• SET TASK: Please write the listing below out again exactly, leaving every picture behind.

• DATASET ROWS:
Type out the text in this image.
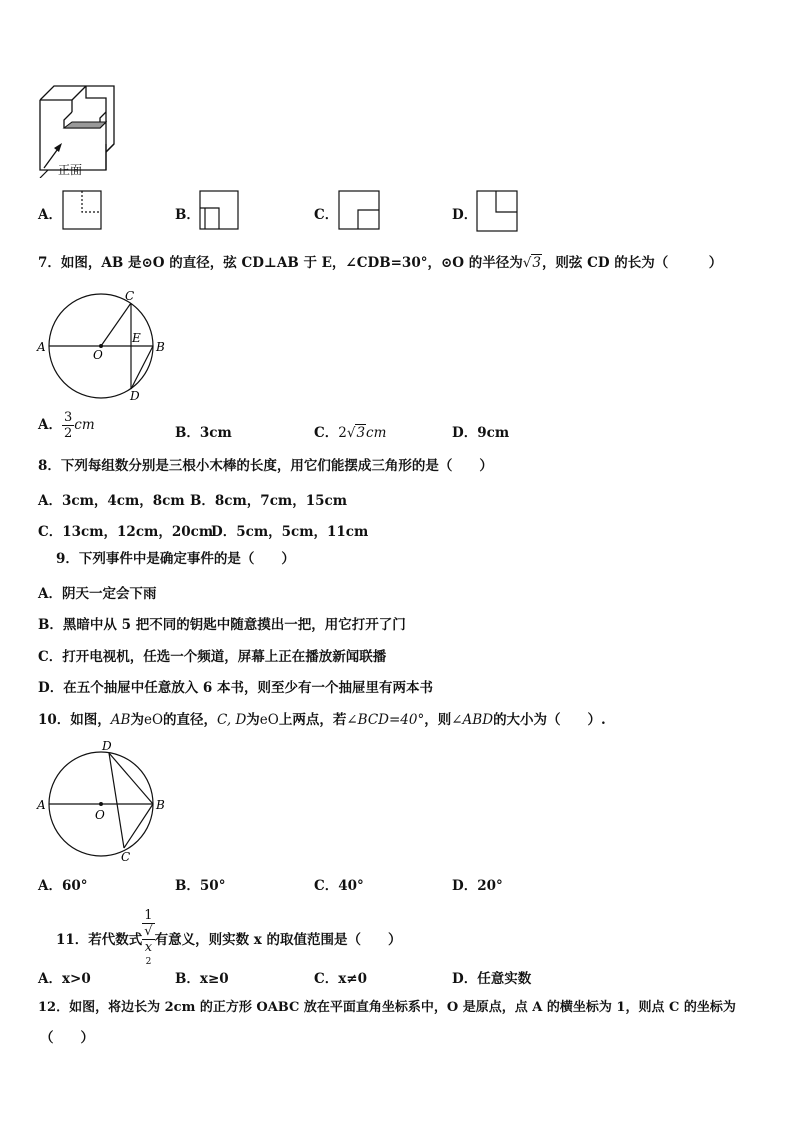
正面
A．	B．	C．	D．
7．如图，AB 是⊙O 的直径，弦 CD⊥AB 于 E，∠CDB=30°，⊙O 的半径为√3，则弦 CD 的长为（　　　）
A	B
C
D
E
O
A． $\frac{3}{2}$ cm	B．3cm	C．2√3cm	D．9cm
8．下列每组数分别是三根小木棒的长度，用它们能摆成三角形的是（　　）
A．3cm，4cm，8cm B．8cm，7cm，15cm
C．13cm，12cm，20cm
D．5cm，5cm，11cm
9．下列事件中是确定事件的是（　　）
A．阴天一定会下雨
B．黑暗中从 5 把不同的钥匙中随意摸出一把，用它打开了门
C．打开电视机，任选一个频道，屏幕上正在播放新闻联播
D．在五个抽屉中任意放入 6 本书，则至少有一个抽屉里有两本书
10．如图，AB为eO的直径，C, D为eO上两点，若∠BCD=40°，则∠ABD的大小为（　　）.
A	B
D
C
O
A．60°	B．50°	C．40°	D．20°
11．若代数式 1
√
x
$^2$ 有意义，则实数 x 的取值范围是（　　）
A．x>0	B．x≥0	C．x≠0	D．任意实数
12．如图，将边长为 2cm 的正方形 OABC 放在平面直角坐标系中，O 是原点，点 A 的横坐标为 1，则点 C 的坐标为
（　　）
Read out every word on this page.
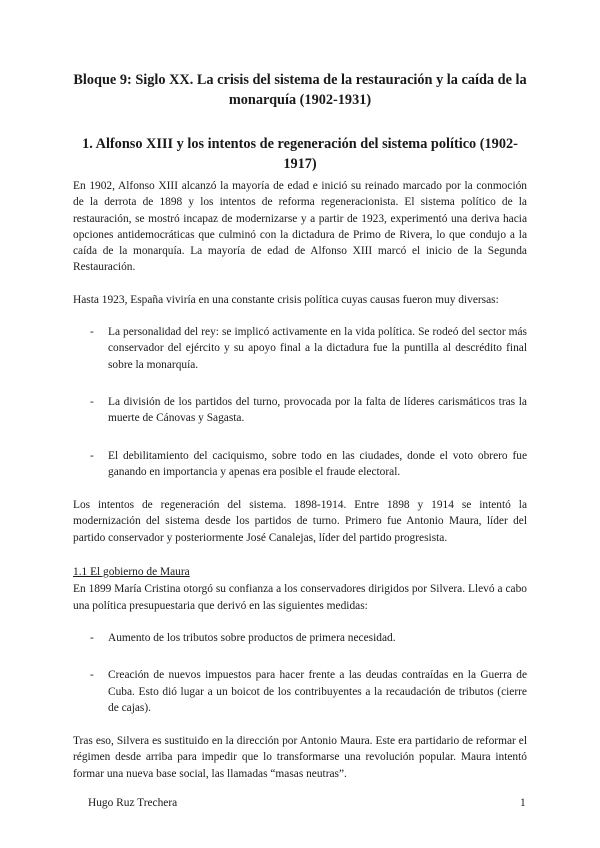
Bloque 9: Siglo XX. La crisis del sistema de la restauración y la caída de la monarquía (1902-1931)
1. Alfonso XIII y los intentos de regeneración del sistema político (1902-1917)

En 1902, Alfonso XIII alcanzó la mayoría de edad e inició su reinado marcado por la conmoción de la derrota de 1898 y los intentos de reforma regeneracionista. El sistema político de la restauración, se mostró incapaz de modernizarse y a partir de 1923, experimentó una deriva hacia opciones antidemocráticas que culminó con la dictadura de Primo de Rivera, lo que condujo a la caída de la monarquía. La mayoría de edad de Alfonso XIII marcó el inicio de la Segunda Restauración.

Hasta 1923, España viviría en una constante crisis política cuyas causas fueron muy diversas:

- La personalidad del rey: se implicó activamente en la vida política. Se rodeó del sector más conservador del ejército y su apoyo final a la dictadura fue la puntilla al descrédito final sobre la monarquía.
- La división de los partidos del turno, provocada por la falta de líderes carismáticos tras la muerte de Cánovas y Sagasta.
- El debilitamiento del caciquismo, sobre todo en las ciudades, donde el voto obrero fue ganando en importancia y apenas era posible el fraude electoral.

Los intentos de regeneración del sistema. 1898-1914. Entre 1898 y 1914 se intentó la modernización del sistema desde los partidos de turno. Primero fue Antonio Maura, líder del partido conservador y posteriormente José Canalejas, líder del partido progresista.

1.1 El gobierno de Maura

En 1899 María Cristina otorgó su confianza a los conservadores dirigidos por Silvera. Llevó a cabo una política presupuestaria que derivó en las siguientes medidas:

- Aumento de los tributos sobre productos de primera necesidad.
- Creación de nuevos impuestos para hacer frente a las deudas contraídas en la Guerra de Cuba. Esto dió lugar a un boicot de los contribuyentes a la recaudación de tributos (cierre de cajas).

Tras eso, Silvera es sustituido en la dirección por Antonio Maura. Este era partidario de reformar el régimen desde arriba para impedir que lo transformarse una revolución popular. Maura intentó formar una nueva base social, las llamadas “masas neutras”.

Hugo Ruz Trechera	1
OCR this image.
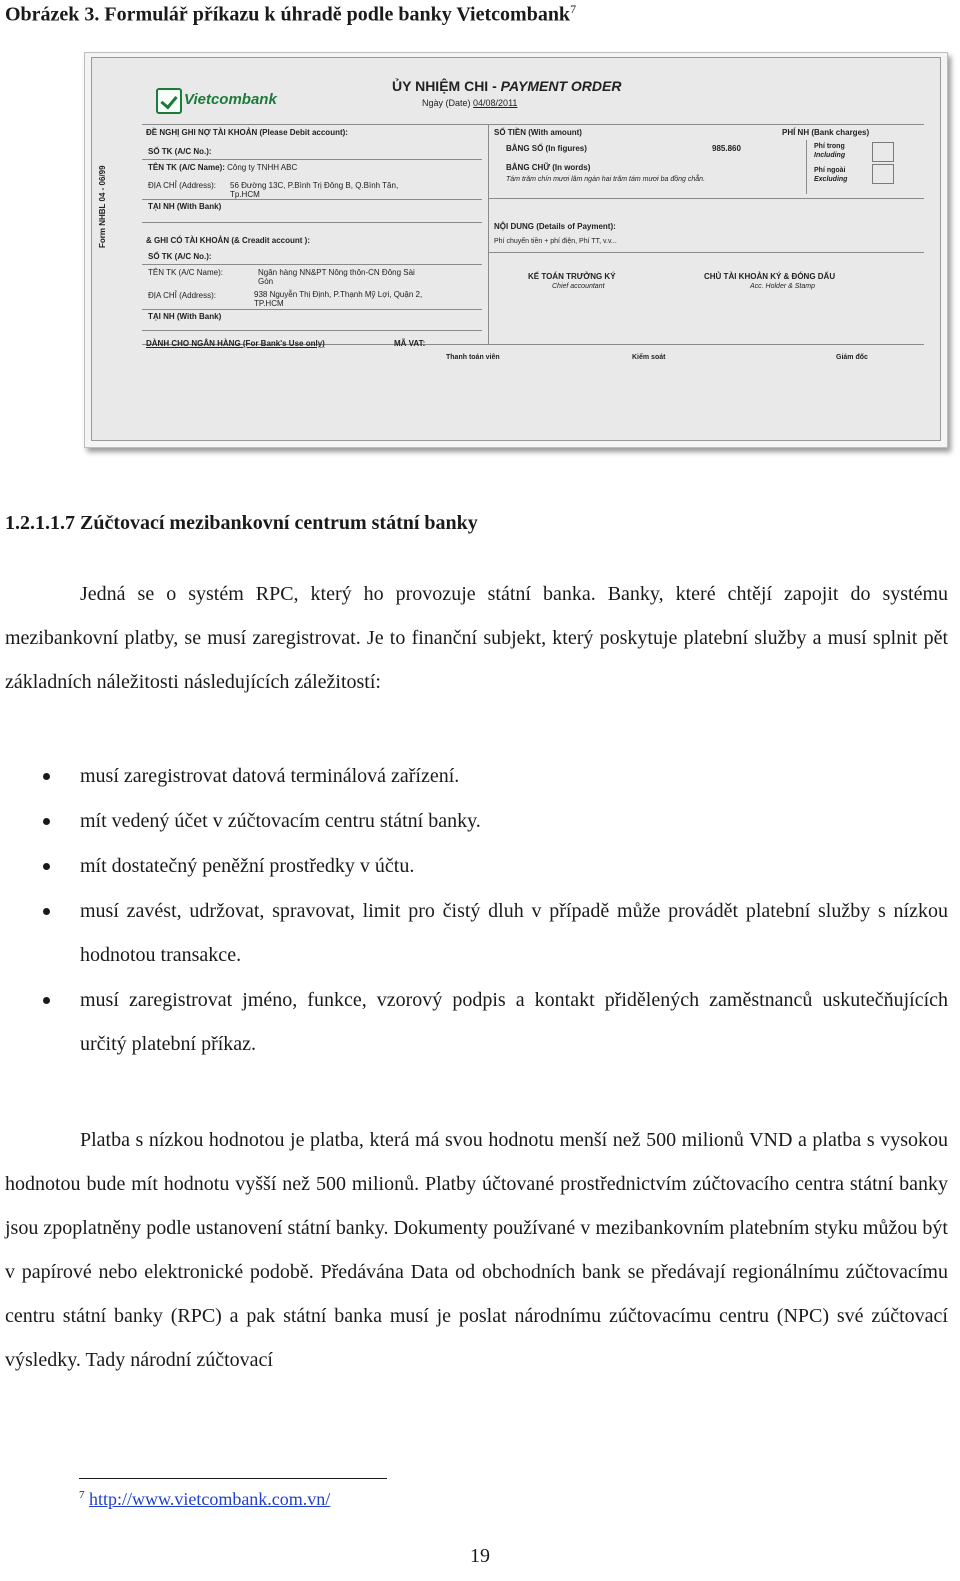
Obrázek 3. Formulář příkazu k úhradě podle banky Vietcombank$^7$
Vietcombank
Form NHBL 04 - 06/99
ỦY NHIỆM CHI - PAYMENT ORDER
Ngày (Date) 04/08/2011
ĐỀ NGHỊ GHI NỢ TÀI KHOẢN (Please Debit account):
SỐ TK (A/C No.):
TÊN TK (A/C Name): Công ty TNHH ABC
ĐỊA CHỈ (Address): 56 Đường 13C, P.Bình Trị Đông B, Q.Bình Tân,
Tp.HCM
TẠI NH (With Bank)
& GHI CÓ TÀI KHOẢN (& Creadit account ):
SỐ TK (A/C No.):
TÊN TK (A/C Name):	Ngân hàng NN&PT Nông thôn-CN Đông Sài
Gòn
ĐỊA CHỈ (Address):	938 Nguyễn Thị Định, P.Thạnh Mỹ Lợi, Quận 2,
TP.HCM
TẠI NH (With Bank)
SỐ TIỀN (With amount)	PHÍ NH (Bank charges)
BẰNG SỐ (In figures)	985.860
BẰNG CHỮ (In words)
Tám trăm chín mươi lăm ngàn hai trăm tám mươi ba đồng chẵn.
Phí trong
Including
Phí ngoài
Excluding
NỘI DUNG (Details of Payment):
Phí chuyển tiền + phí điện, Phí TT, v.v...
KẾ TOÁN TRƯỞNG KÝ
Chief accountant
CHỦ TÀI KHOẢN KÝ & ĐÓNG DẤU
Acc. Holder & Stamp
DÀNH CHO NGÂN HÀNG (For Bank's Use only)	MÃ VAT:
Thanh toán viên	Kiểm soát	Giám đốc
1.2.1.1.7 Zúčtovací mezibankovní centrum státní banky
Jedná se o systém RPC, který ho provozuje státní banka. Banky, které chtějí zapojit do systému mezibankovní platby, se musí zaregistrovat. Je to finanční subjekt, který poskytuje platební služby a musí splnit pět základních náležitosti následujících záležitostí:
musí zaregistrovat datová terminálová zařízení.
mít vedený účet v zúčtovacím centru státní banky.
mít dostatečný peněžní prostředky v účtu.
musí zavést, udržovat, spravovat, limit pro čistý dluh v případě může provádět platební služby s nízkou hodnotou transakce.
musí zaregistrovat jméno, funkce, vzorový podpis a kontakt přidělených zaměstnanců uskutečňujících určitý platební příkaz.
Platba s nízkou hodnotou je platba, která má svou hodnotu menší než 500 milionů VND a platba s vysokou hodnotou bude mít hodnotu vyšší než 500 milionů. Platby účtované prostřednictvím zúčtovacího centra státní banky jsou zpoplatněny podle ustanovení státní banky. Dokumenty používané v mezibankovním platebním styku můžou být v papírové nebo elektronické podobě. Předávána Data od obchodních bank se předávají regionálnímu zúčtovacímu centru státní banky (RPC) a pak státní banka musí je poslat národnímu zúčtovacímu centru (NPC) své zúčtovací výsledky. Tady národní zúčtovací
$^7$ http://www.vietcombank.com.vn/
19
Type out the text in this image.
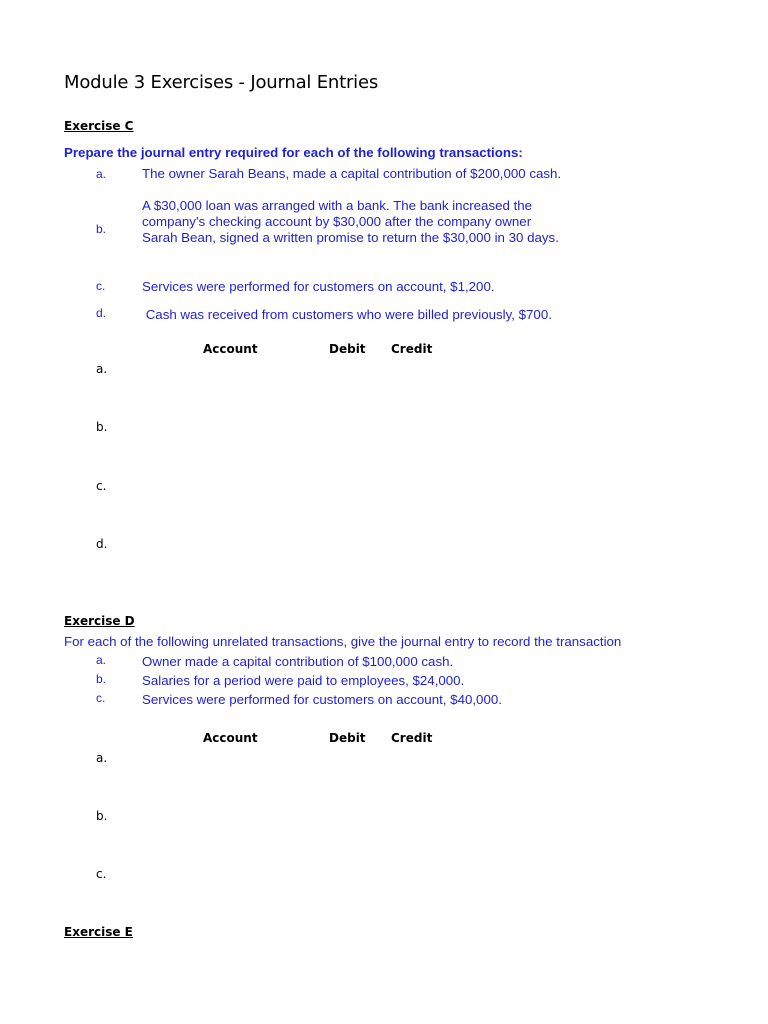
Module 3 Exercises - Journal Entries
Exercise C
Prepare the journal entry required for each of the following transactions:
a.	The owner Sarah Beans, made a capital contribution of $200,000 cash.
b.
A $30,000 loan was arranged with a bank. The bank increased the company's checking account by $30,000 after the company owner Sarah Bean, signed a written promise to return the $30,000 in 30 days.
c.	Services were performed for customers on account, $1,200.
d.	Cash was received from customers who were billed previously, $700.
Account	Debit Credit
a.
b.
c.
d.
Exercise D
For each of the following unrelated transactions, give the journal entry to record the transaction
a.	Owner made a capital contribution of $100,000 cash.
b.	Salaries for a period were paid to employees, $24,000.
c.	Services were performed for customers on account, $40,000.
Account	Debit Credit
a.
b.
c.
Exercise E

• THE REPLY:
Type out the text in this image.
正面
A．	B．	C．	D．
7．如图，AB 是⊙O 的直径，弦 CD⊥AB 于 E，∠CDB=30°，⊙O 的半径为√3，则弦 CD 的长为（　　　）
A	B
C
D
E
O
A． $\frac{3}{2}$ cm	B．3cm	C．2√3cm	D．9cm
8．下列每组数分别是三根小木棒的长度，用它们能摆成三角形的是（　　）
A．3cm，4cm，8cm B．8cm，7cm，15cm
C．13cm，12cm，20cm
D．5cm，5cm，11cm
9．下列事件中是确定事件的是（　　）
A．阴天一定会下雨
B．黑暗中从 5 把不同的钥匙中随意摸出一把，用它打开了门
C．打开电视机，任选一个频道，屏幕上正在播放新闻联播
D．在五个抽屉中任意放入 6 本书，则至少有一个抽屉里有两本书
10．如图，AB为eO的直径，C, D为eO上两点，若∠BCD=40°，则∠ABD的大小为（　　）.
A	B
D
C
O
A．60°	B．50°	C．40°	D．20°
11．若代数式 1
√
x
$^2$ 有意义，则实数 x 的取值范围是（　　）
A．x>0	B．x≥0	C．x≠0	D．任意实数
12．如图，将边长为 2cm 的正方形 OABC 放在平面直角坐标系中，O 是原点，点 A 的横坐标为 1，则点 C 的坐标为
（　　）
Read out every word on this page.
Bloque 9: Siglo XX. La crisis del sistema de la restauración y la caída de la monarquía (1902-1931)
1. Alfonso XIII y los intentos de regeneración del sistema político (1902-1917)

En 1902, Alfonso XIII alcanzó la mayoría de edad e inició su reinado marcado por la conmoción de la derrota de 1898 y los intentos de reforma regeneracionista. El sistema político de la restauración, se mostró incapaz de modernizarse y a partir de 1923, experimentó una deriva hacia opciones antidemocráticas que culminó con la dictadura de Primo de Rivera, lo que condujo a la caída de la monarquía. La mayoría de edad de Alfonso XIII marcó el inicio de la Segunda Restauración.

Hasta 1923, España viviría en una constante crisis política cuyas causas fueron muy diversas:

- La personalidad del rey: se implicó activamente en la vida política. Se rodeó del sector más conservador del ejército y su apoyo final a la dictadura fue la puntilla al descrédito final sobre la monarquía.
- La división de los partidos del turno, provocada por la falta de líderes carismáticos tras la muerte de Cánovas y Sagasta.
- El debilitamiento del caciquismo, sobre todo en las ciudades, donde el voto obrero fue ganando en importancia y apenas era posible el fraude electoral.

Los intentos de regeneración del sistema. 1898-1914. Entre 1898 y 1914 se intentó la modernización del sistema desde los partidos de turno. Primero fue Antonio Maura, líder del partido conservador y posteriormente José Canalejas, líder del partido progresista.

1.1 El gobierno de Maura

En 1899 María Cristina otorgó su confianza a los conservadores dirigidos por Silvera. Llevó a cabo una política presupuestaria que derivó en las siguientes medidas:

- Aumento de los tributos sobre productos de primera necesidad.
- Creación de nuevos impuestos para hacer frente a las deudas contraídas en la Guerra de Cuba. Esto dió lugar a un boicot de los contribuyentes a la recaudación de tributos (cierre de cajas).

Tras eso, Silvera es sustituido en la dirección por Antonio Maura. Este era partidario de reformar el régimen desde arriba para impedir que lo transformarse una revolución popular. Maura intentó formar una nueva base social, las llamadas “masas neutras”.

Hugo Ruz Trechera	1
OCR this image.
Obrázek 3. Formulář příkazu k úhradě podle banky Vietcombank$^7$
Vietcombank
Form NHBL 04 - 06/99
ỦY NHIỆM CHI - PAYMENT ORDER
Ngày (Date) 04/08/2011
ĐỀ NGHỊ GHI NỢ TÀI KHOẢN (Please Debit account):
SỐ TK (A/C No.):
TÊN TK (A/C Name): Công ty TNHH ABC
ĐỊA CHỈ (Address): 56 Đường 13C, P.Bình Trị Đông B, Q.Bình Tân,
Tp.HCM
TẠI NH (With Bank)
& GHI CÓ TÀI KHOẢN (& Creadit account ):
SỐ TK (A/C No.):
TÊN TK (A/C Name):	Ngân hàng NN&PT Nông thôn-CN Đông Sài
Gòn
ĐỊA CHỈ (Address):	938 Nguyễn Thị Định, P.Thạnh Mỹ Lợi, Quận 2,
TP.HCM
TẠI NH (With Bank)
SỐ TIỀN (With amount)	PHÍ NH (Bank charges)
BẰNG SỐ (In figures)	985.860
BẰNG CHỮ (In words)
Tám trăm chín mươi lăm ngàn hai trăm tám mươi ba đồng chẵn.
Phí trong
Including
Phí ngoài
Excluding
NỘI DUNG (Details of Payment):
Phí chuyển tiền + phí điện, Phí TT, v.v...
KẾ TOÁN TRƯỞNG KÝ
Chief accountant
CHỦ TÀI KHOẢN KÝ & ĐÓNG DẤU
Acc. Holder & Stamp
DÀNH CHO NGÂN HÀNG (For Bank's Use only)	MÃ VAT:
Thanh toán viên	Kiểm soát	Giám đốc
1.2.1.1.7 Zúčtovací mezibankovní centrum státní banky
Jedná se o systém RPC, který ho provozuje státní banka. Banky, které chtějí zapojit do systému mezibankovní platby, se musí zaregistrovat. Je to finanční subjekt, který poskytuje platební služby a musí splnit pět základních náležitosti následujících záležitostí:
musí zaregistrovat datová terminálová zařízení.
mít vedený účet v zúčtovacím centru státní banky.
mít dostatečný peněžní prostředky v účtu.
musí zavést, udržovat, spravovat, limit pro čistý dluh v případě může provádět platební služby s nízkou hodnotou transakce.
musí zaregistrovat jméno, funkce, vzorový podpis a kontakt přidělených zaměstnanců uskutečňujících určitý platební příkaz.
Platba s nízkou hodnotou je platba, která má svou hodnotu menší než 500 milionů VND a platba s vysokou hodnotou bude mít hodnotu vyšší než 500 milionů. Platby účtované prostřednictvím zúčtovacího centra státní banky jsou zpoplatněny podle ustanovení státní banky. Dokumenty používané v mezibankovním platebním styku můžou být v papírové nebo elektronické podobě. Předávána Data od obchodních bank se předávají regionálnímu zúčtovacímu centru státní banky (RPC) a pak státní banka musí je poslat národnímu zúčtovacímu centru (NPC) své zúčtovací výsledky. Tady národní zúčtovací
$^7$ http://www.vietcombank.com.vn/
19
Type out the text in this image.
Module 3 Exercises - Journal Entries
Exercise C
Prepare the journal entry required for each of the following transactions:
a.	The owner Sarah Beans, made a capital contribution of $200,000 cash.
b.
A $30,000 loan was arranged with a bank. The bank increased the company's checking account by $30,000 after the company owner Sarah Bean, signed a written promise to return the $30,000 in 30 days.
c.	Services were performed for customers on account, $1,200.
d.	Cash was received from customers who were billed previously, $700.
Account	Debit Credit
a.
b.
c.
d.
Exercise D
For each of the following unrelated transactions, give the journal entry to record the transaction
a.	Owner made a capital contribution of $100,000 cash.
b.	Salaries for a period were paid to employees, $24,000.
c.	Services were performed for customers on account, $40,000.
Account	Debit Credit
a.
b.
c.
Exercise E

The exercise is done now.